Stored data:
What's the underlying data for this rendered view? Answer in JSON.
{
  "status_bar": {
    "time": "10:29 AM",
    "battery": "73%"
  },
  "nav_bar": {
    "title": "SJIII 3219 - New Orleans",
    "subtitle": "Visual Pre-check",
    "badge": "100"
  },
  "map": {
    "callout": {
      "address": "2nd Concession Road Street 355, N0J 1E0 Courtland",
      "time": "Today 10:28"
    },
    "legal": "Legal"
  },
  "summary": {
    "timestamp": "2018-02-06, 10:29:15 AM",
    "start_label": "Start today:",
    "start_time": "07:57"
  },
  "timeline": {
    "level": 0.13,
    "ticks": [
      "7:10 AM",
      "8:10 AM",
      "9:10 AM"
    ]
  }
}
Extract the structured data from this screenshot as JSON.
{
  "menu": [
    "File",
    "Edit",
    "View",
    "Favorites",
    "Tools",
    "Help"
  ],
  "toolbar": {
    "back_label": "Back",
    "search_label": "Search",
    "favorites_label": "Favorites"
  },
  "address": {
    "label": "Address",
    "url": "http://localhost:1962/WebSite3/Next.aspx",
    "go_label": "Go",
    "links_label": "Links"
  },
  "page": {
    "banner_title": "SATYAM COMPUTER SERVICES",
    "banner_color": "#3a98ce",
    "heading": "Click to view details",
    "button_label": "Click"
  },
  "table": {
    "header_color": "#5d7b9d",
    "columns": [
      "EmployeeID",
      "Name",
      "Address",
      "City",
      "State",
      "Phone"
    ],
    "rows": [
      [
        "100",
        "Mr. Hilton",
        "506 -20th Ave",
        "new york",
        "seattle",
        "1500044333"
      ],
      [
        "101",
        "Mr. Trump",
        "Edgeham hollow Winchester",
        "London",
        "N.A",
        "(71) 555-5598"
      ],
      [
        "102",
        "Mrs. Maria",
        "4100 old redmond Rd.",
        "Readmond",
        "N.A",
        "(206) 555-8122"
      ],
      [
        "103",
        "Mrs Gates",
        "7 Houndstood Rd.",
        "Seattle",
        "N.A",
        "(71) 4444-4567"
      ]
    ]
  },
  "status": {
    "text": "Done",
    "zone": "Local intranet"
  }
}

§ WHAT IS ASKED
Begin with the line that contains "Extract the structured" and end with the last line of the records; set down every line in that span exactly, and nothing else.

§ WRITTEN SOLUTION
Extract the structured data from this screenshot as JSON.
{
  "menu": [
    "File",
    "Edit",
    "View",
    "Favorites",
    "Tools",
    "Help"
  ],
  "toolbar": {
    "back_label": "Back",
    "search_label": "Search",
    "favorites_label": "Favorites"
  },
  "address": {
    "label": "Address",
    "url": "http://localhost:1962/WebSite3/Next.aspx",
    "go_label": "Go",
    "links_label": "Links"
  },
  "page": {
    "banner_title": "SATYAM COMPUTER SERVICES",
    "banner_color": "#3a98ce",
    "heading": "Click to view details",
    "button_label": "Click"
  },
  "table": {
    "header_color": "#5d7b9d",
    "columns": [
      "EmployeeID",
      "Name",
      "Address",
      "City",
      "State",
      "Phone"
    ],
    "rows": [
      [
        "100",
        "Mr. Hilton",
        "506 -20th Ave",
        "new york",
        "seattle",
        "1500044333"
      ],
      [
        "101",
        "Mr. Trump",
        "Edgeham hollow Winchester",
        "London",
        "N.A",
        "(71) 555-5598"
      ],
      [
        "102",
        "Mrs. Maria",
        "4100 old redmond Rd.",
        "Readmond",
        "N.A",
        "(206) 555-8122"
      ],
      [
        "103",
        "Mrs Gates",
        "7 Houndstood Rd.",
        "Seattle",
        "N.A",
        "(71) 4444-4567"
      ]
    ]
  },
  "status": {
    "text": "Done",
    "zone": "Local intranet"
  }
}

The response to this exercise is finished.